▶ _Job_
Only the number is wanted: how many lines contain the word "ΠΤΩΜΑ"?

▶ _Stored records_
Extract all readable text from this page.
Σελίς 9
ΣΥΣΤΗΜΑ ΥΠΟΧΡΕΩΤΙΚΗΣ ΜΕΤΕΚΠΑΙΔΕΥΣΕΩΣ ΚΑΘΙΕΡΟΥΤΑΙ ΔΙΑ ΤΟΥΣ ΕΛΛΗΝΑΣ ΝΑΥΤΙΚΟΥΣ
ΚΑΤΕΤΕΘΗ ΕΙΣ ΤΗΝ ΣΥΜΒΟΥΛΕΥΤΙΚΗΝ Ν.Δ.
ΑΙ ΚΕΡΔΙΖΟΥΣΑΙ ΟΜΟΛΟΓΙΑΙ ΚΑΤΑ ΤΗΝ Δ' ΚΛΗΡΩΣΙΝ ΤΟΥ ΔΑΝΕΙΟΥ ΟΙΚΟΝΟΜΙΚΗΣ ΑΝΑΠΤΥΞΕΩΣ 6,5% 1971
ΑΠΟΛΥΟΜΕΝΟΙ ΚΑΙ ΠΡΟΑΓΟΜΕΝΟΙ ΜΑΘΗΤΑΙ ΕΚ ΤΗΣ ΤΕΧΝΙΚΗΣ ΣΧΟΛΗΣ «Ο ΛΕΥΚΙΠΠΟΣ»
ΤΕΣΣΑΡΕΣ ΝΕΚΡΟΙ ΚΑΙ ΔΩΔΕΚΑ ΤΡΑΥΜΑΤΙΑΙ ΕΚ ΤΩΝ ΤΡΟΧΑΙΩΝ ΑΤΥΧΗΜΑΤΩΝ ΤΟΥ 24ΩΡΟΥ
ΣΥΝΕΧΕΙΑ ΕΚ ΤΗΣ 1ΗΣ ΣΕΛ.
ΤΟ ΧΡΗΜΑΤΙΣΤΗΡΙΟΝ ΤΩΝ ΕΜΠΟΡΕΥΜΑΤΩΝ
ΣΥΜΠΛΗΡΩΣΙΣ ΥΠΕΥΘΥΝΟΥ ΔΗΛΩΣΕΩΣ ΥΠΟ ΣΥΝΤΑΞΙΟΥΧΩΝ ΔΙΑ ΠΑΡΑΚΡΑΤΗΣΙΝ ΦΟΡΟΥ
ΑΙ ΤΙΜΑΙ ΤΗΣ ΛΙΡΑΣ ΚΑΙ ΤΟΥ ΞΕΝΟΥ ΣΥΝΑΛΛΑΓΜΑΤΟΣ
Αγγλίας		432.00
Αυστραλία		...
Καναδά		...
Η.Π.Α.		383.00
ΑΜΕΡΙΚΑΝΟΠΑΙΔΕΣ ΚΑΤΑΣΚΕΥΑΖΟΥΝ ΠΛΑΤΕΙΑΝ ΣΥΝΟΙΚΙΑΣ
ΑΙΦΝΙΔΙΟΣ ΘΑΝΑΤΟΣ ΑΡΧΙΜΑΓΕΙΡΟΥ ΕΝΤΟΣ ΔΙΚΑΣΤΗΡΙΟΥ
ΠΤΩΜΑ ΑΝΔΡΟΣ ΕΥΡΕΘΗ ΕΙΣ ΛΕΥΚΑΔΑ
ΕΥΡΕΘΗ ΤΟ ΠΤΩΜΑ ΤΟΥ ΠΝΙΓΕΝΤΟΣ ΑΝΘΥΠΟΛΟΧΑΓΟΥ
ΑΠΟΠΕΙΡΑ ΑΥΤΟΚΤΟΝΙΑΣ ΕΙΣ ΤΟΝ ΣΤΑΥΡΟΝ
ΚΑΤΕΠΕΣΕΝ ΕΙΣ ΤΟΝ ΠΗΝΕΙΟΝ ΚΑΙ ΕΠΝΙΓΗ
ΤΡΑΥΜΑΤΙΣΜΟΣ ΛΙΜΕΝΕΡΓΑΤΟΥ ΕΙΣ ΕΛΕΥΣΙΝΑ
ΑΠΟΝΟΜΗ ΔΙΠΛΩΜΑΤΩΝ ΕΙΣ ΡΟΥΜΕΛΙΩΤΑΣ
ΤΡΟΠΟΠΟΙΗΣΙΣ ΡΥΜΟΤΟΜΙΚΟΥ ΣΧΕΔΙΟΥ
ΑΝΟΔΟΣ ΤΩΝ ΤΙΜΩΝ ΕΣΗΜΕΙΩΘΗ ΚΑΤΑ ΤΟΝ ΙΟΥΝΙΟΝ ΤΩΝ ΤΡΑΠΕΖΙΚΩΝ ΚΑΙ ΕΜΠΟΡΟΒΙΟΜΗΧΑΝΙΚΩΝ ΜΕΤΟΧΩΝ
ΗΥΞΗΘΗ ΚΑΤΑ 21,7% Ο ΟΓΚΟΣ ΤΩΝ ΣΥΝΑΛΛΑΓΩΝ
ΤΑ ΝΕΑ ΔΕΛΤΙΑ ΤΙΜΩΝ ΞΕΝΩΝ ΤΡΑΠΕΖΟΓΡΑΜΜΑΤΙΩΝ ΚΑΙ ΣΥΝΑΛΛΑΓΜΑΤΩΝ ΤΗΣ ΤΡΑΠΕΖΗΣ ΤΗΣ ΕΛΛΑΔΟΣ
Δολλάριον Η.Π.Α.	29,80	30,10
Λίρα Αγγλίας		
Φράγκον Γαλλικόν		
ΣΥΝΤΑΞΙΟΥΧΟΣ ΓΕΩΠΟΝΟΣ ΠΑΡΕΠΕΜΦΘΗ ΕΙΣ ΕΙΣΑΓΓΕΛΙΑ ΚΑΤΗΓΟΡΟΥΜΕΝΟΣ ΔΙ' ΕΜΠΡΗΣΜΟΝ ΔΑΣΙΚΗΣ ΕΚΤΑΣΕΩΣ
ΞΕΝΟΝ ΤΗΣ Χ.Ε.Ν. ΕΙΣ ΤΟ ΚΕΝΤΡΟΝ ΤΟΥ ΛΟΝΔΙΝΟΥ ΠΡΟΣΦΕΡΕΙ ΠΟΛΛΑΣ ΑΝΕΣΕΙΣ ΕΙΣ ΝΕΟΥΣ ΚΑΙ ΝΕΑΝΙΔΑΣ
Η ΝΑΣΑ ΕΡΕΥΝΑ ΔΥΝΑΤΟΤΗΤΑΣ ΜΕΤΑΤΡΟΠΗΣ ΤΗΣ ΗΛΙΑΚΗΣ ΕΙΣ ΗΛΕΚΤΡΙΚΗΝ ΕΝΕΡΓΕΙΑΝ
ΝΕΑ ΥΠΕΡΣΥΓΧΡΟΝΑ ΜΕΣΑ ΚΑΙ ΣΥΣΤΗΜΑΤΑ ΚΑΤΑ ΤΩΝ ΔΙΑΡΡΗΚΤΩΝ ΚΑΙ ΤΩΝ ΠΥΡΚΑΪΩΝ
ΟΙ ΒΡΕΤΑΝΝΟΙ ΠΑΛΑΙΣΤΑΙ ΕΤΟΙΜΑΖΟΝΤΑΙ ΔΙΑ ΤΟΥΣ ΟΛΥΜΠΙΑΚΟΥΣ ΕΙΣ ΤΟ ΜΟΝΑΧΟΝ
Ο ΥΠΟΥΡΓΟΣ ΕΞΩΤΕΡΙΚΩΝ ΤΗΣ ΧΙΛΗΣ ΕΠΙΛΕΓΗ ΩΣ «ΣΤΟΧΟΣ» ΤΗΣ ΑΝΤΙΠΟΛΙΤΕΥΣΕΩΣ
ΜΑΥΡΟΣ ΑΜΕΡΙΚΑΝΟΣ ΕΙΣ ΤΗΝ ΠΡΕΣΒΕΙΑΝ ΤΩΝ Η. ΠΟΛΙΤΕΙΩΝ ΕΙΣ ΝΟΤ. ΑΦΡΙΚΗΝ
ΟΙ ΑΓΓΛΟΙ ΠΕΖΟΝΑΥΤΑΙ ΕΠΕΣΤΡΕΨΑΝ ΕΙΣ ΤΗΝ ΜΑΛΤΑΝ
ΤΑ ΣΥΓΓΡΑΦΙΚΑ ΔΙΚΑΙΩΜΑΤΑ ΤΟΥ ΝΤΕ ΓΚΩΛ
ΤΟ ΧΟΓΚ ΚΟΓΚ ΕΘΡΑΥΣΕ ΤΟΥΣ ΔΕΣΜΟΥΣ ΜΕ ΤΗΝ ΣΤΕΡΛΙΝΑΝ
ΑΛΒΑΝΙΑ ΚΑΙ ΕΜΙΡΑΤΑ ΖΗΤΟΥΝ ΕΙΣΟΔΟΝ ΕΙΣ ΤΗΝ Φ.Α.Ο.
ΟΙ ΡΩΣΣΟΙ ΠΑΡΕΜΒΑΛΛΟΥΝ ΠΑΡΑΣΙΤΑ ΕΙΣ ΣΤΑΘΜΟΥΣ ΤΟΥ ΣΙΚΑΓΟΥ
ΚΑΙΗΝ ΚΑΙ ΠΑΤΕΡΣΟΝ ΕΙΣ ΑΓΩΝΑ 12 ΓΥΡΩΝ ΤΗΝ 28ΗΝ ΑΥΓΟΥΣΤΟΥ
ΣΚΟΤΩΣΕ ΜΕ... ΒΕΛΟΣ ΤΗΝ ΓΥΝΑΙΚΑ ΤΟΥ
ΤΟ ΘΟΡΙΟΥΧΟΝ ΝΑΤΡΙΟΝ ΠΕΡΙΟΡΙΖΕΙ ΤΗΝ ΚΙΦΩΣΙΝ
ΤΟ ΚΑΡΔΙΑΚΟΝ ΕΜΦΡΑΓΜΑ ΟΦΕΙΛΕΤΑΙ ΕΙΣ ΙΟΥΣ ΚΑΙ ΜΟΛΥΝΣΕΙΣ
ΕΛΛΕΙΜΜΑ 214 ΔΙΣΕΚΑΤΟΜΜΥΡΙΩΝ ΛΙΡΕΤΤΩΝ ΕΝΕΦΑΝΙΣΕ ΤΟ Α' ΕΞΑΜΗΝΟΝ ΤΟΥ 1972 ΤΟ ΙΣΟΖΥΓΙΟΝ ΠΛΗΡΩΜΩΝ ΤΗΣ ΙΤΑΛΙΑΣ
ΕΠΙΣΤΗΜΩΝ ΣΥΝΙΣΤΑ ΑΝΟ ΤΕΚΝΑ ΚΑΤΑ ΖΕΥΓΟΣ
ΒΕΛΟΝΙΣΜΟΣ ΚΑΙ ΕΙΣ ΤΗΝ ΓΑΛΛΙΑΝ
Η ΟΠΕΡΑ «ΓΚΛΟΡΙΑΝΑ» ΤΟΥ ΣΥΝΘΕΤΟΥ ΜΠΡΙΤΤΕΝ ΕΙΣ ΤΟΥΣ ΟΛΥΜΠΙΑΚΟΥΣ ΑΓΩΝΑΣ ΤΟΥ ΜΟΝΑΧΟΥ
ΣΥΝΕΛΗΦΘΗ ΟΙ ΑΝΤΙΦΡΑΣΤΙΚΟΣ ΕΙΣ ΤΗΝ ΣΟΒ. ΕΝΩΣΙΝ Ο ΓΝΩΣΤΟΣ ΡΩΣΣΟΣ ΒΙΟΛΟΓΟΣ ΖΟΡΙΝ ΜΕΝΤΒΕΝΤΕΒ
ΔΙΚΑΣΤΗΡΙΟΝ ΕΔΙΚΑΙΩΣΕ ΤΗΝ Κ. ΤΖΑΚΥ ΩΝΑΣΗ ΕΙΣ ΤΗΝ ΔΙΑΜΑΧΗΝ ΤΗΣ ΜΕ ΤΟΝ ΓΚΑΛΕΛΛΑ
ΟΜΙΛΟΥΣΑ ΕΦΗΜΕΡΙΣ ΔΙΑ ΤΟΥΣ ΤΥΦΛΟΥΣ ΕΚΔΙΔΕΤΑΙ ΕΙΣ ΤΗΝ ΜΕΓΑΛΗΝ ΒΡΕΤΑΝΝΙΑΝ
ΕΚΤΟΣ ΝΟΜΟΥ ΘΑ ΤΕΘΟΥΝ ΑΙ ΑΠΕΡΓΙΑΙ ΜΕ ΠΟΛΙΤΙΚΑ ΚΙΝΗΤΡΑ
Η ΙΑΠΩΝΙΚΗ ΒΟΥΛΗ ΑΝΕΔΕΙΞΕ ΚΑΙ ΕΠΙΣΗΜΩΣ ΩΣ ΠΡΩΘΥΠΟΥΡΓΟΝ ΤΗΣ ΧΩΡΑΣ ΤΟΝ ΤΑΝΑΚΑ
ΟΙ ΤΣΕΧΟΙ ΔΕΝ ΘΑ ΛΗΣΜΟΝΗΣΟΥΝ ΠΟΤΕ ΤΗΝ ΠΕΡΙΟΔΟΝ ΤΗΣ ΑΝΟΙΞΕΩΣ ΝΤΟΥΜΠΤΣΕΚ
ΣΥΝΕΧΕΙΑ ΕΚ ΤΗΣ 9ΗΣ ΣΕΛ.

▶ _Task result_
2